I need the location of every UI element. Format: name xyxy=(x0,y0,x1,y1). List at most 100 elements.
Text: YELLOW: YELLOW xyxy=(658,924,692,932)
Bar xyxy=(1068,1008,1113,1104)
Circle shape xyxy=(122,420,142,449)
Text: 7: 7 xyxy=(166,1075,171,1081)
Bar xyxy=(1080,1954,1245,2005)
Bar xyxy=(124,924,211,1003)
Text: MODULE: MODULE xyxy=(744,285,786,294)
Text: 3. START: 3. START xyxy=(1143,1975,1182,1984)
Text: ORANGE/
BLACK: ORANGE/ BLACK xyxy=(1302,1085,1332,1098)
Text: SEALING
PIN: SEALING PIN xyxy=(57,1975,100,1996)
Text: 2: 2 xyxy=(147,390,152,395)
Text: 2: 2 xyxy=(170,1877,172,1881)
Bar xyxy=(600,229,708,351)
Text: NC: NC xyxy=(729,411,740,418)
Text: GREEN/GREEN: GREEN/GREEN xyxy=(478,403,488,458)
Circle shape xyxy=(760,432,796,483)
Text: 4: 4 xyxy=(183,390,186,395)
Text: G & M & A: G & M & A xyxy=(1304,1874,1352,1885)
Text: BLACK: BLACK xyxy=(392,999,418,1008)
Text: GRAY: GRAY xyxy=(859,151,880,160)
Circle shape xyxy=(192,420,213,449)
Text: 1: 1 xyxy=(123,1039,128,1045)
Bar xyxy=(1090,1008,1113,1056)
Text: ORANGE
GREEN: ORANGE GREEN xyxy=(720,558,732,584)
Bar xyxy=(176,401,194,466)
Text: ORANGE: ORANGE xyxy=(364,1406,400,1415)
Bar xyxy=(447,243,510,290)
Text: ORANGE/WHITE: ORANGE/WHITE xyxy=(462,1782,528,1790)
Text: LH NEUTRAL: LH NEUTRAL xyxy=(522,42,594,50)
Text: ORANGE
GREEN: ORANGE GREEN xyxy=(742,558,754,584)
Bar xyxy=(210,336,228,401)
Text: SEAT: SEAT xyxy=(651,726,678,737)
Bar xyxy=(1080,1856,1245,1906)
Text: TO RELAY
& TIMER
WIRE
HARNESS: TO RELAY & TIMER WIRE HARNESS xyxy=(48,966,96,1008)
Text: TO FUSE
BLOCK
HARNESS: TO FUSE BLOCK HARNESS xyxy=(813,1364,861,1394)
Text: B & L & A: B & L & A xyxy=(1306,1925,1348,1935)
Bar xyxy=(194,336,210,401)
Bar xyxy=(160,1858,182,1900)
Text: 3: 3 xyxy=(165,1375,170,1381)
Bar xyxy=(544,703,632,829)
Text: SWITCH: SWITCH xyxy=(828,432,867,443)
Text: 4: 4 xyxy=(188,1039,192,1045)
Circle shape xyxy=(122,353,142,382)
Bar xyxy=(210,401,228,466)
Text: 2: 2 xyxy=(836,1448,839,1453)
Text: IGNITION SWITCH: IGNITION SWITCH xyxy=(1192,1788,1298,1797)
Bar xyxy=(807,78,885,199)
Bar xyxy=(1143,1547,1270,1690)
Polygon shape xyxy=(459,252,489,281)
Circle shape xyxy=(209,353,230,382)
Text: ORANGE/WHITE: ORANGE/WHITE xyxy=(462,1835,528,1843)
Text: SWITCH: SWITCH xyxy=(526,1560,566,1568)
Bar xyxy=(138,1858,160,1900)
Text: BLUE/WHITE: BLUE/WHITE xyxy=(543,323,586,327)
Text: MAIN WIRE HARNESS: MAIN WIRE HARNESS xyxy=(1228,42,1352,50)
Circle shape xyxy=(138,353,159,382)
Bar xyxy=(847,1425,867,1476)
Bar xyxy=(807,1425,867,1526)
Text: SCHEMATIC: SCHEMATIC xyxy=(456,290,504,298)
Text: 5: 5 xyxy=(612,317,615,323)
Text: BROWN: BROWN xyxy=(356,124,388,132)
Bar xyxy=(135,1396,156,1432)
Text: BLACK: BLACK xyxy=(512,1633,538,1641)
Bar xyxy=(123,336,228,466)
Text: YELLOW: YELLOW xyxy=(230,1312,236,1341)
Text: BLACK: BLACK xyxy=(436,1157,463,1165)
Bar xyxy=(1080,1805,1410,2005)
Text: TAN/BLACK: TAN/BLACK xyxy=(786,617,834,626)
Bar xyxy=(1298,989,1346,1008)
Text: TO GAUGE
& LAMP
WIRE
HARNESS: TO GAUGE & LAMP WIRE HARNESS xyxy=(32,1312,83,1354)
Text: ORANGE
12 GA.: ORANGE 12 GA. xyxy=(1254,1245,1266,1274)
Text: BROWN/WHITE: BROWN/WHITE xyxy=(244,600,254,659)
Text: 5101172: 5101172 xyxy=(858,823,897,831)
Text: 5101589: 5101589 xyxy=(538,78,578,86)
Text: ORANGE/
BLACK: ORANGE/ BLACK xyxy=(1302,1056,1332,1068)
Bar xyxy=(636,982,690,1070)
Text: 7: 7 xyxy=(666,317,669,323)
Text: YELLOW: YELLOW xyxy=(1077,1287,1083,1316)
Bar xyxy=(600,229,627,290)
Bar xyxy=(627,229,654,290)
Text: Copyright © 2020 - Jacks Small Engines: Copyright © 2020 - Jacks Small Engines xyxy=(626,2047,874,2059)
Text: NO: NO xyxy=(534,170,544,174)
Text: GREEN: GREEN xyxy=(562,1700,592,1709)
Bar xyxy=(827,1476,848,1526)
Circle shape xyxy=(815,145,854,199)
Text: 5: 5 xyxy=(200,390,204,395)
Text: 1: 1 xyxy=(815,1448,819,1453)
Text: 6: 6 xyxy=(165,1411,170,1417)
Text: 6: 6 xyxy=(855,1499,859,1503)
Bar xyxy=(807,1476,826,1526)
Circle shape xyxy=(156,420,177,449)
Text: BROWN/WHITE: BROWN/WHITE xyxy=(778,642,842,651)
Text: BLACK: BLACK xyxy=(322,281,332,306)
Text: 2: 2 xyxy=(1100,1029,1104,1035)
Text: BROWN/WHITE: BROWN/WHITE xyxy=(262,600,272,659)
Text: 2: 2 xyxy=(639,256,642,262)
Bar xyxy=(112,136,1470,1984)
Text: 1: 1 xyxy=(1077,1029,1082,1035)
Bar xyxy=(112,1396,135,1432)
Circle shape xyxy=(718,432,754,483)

┄┄┄┄┄┄

Write out every line of the data above word for word, changing nothing.

I need the location of every UI element. Format: name xyxy=(x0,y0,x1,y1). List at most 100 elements.
Text: YELLOW: YELLOW xyxy=(658,924,692,932)
Bar xyxy=(1068,1008,1113,1104)
Circle shape xyxy=(122,420,142,449)
Text: 7: 7 xyxy=(166,1075,171,1081)
Bar xyxy=(1080,1954,1245,2005)
Bar xyxy=(124,924,211,1003)
Text: MODULE: MODULE xyxy=(744,285,786,294)
Text: 3. START: 3. START xyxy=(1143,1975,1182,1984)
Text: ORANGE/
BLACK: ORANGE/ BLACK xyxy=(1302,1085,1332,1098)
Text: SEALING
PIN: SEALING PIN xyxy=(57,1975,100,1996)
Text: 2: 2 xyxy=(147,390,152,395)
Text: 2: 2 xyxy=(170,1877,172,1881)
Bar xyxy=(600,229,708,351)
Text: NC: NC xyxy=(729,411,740,418)
Text: GREEN/GREEN: GREEN/GREEN xyxy=(478,403,488,458)
Circle shape xyxy=(760,432,796,483)
Text: 4: 4 xyxy=(183,390,186,395)
Text: G & M & A: G & M & A xyxy=(1304,1874,1352,1885)
Text: BLACK: BLACK xyxy=(392,999,418,1008)
Text: GRAY: GRAY xyxy=(859,151,880,160)
Circle shape xyxy=(192,420,213,449)
Text: 1: 1 xyxy=(123,1039,128,1045)
Bar xyxy=(1090,1008,1113,1056)
Text: ORANGE
GREEN: ORANGE GREEN xyxy=(720,558,732,584)
Bar xyxy=(176,401,194,466)
Text: ORANGE: ORANGE xyxy=(364,1406,400,1415)
Bar xyxy=(447,243,510,290)
Text: ORANGE/WHITE: ORANGE/WHITE xyxy=(462,1782,528,1790)
Text: LH NEUTRAL: LH NEUTRAL xyxy=(522,42,594,50)
Text: ORANGE
GREEN: ORANGE GREEN xyxy=(742,558,754,584)
Bar xyxy=(210,336,228,401)
Text: SEAT: SEAT xyxy=(651,726,678,737)
Bar xyxy=(1080,1856,1245,1906)
Text: TO RELAY
& TIMER
WIRE
HARNESS: TO RELAY & TIMER WIRE HARNESS xyxy=(48,966,96,1008)
Text: TO FUSE
BLOCK
HARNESS: TO FUSE BLOCK HARNESS xyxy=(813,1364,861,1394)
Text: B & L & A: B & L & A xyxy=(1306,1925,1348,1935)
Bar xyxy=(194,336,210,401)
Bar xyxy=(160,1858,182,1900)
Text: 3: 3 xyxy=(165,1375,170,1381)
Bar xyxy=(544,703,632,829)
Text: SWITCH: SWITCH xyxy=(828,432,867,443)
Text: 4: 4 xyxy=(188,1039,192,1045)
Circle shape xyxy=(122,353,142,382)
Bar xyxy=(210,401,228,466)
Text: 2: 2 xyxy=(836,1448,839,1453)
Text: IGNITION SWITCH: IGNITION SWITCH xyxy=(1192,1788,1298,1797)
Bar xyxy=(807,78,885,199)
Bar xyxy=(1143,1547,1270,1690)
Polygon shape xyxy=(459,252,489,281)
Circle shape xyxy=(209,353,230,382)
Text: ORANGE/WHITE: ORANGE/WHITE xyxy=(462,1835,528,1843)
Text: SWITCH: SWITCH xyxy=(526,1560,566,1568)
Bar xyxy=(138,1858,160,1900)
Text: BLUE/WHITE: BLUE/WHITE xyxy=(543,323,586,327)
Text: MAIN WIRE HARNESS: MAIN WIRE HARNESS xyxy=(1228,42,1352,50)
Circle shape xyxy=(138,353,159,382)
Bar xyxy=(847,1425,867,1476)
Bar xyxy=(807,1425,867,1526)
Text: SCHEMATIC: SCHEMATIC xyxy=(456,290,504,298)
Text: 5: 5 xyxy=(612,317,615,323)
Text: BROWN: BROWN xyxy=(356,124,388,132)
Bar xyxy=(135,1396,156,1432)
Text: BLACK: BLACK xyxy=(512,1633,538,1641)
Bar xyxy=(123,336,228,466)
Text: YELLOW: YELLOW xyxy=(230,1312,236,1341)
Text: BLACK: BLACK xyxy=(436,1157,463,1165)
Bar xyxy=(1080,1805,1410,2005)
Text: TAN/BLACK: TAN/BLACK xyxy=(786,617,834,626)
Bar xyxy=(1298,989,1346,1008)
Text: TO GAUGE
& LAMP
WIRE
HARNESS: TO GAUGE & LAMP WIRE HARNESS xyxy=(32,1312,83,1354)
Text: ORANGE
12 GA.: ORANGE 12 GA. xyxy=(1254,1245,1266,1274)
Text: BROWN/WHITE: BROWN/WHITE xyxy=(244,600,254,659)
Text: 5101172: 5101172 xyxy=(858,823,897,831)
Text: 5101589: 5101589 xyxy=(538,78,578,86)
Text: ORANGE/
BLACK: ORANGE/ BLACK xyxy=(1302,1056,1332,1068)
Bar xyxy=(636,982,690,1070)
Text: 7: 7 xyxy=(666,317,669,323)
Text: YELLOW: YELLOW xyxy=(1077,1287,1083,1316)
Bar xyxy=(600,229,627,290)
Bar xyxy=(627,229,654,290)
Text: Copyright © 2020 - Jacks Small Engines: Copyright © 2020 - Jacks Small Engines xyxy=(626,2047,874,2059)
Text: NO: NO xyxy=(534,170,544,174)
Text: GREEN: GREEN xyxy=(562,1700,592,1709)
Bar xyxy=(827,1476,848,1526)
Circle shape xyxy=(815,145,854,199)
Text: 5: 5 xyxy=(200,390,204,395)
Text: 1: 1 xyxy=(815,1448,819,1453)
Text: 6: 6 xyxy=(165,1411,170,1417)
Text: 6: 6 xyxy=(855,1499,859,1503)
Bar xyxy=(807,1476,826,1526)
Circle shape xyxy=(156,420,177,449)
Text: BROWN/WHITE: BROWN/WHITE xyxy=(778,642,842,651)
Text: BLACK: BLACK xyxy=(322,281,332,306)
Text: 2: 2 xyxy=(1100,1029,1104,1035)
Text: BROWN/WHITE: BROWN/WHITE xyxy=(262,600,272,659)
Text: 2: 2 xyxy=(639,256,642,262)
Bar xyxy=(112,136,1470,1984)
Text: 1: 1 xyxy=(1077,1029,1082,1035)
Bar xyxy=(112,1396,135,1432)
Circle shape xyxy=(718,432,754,483)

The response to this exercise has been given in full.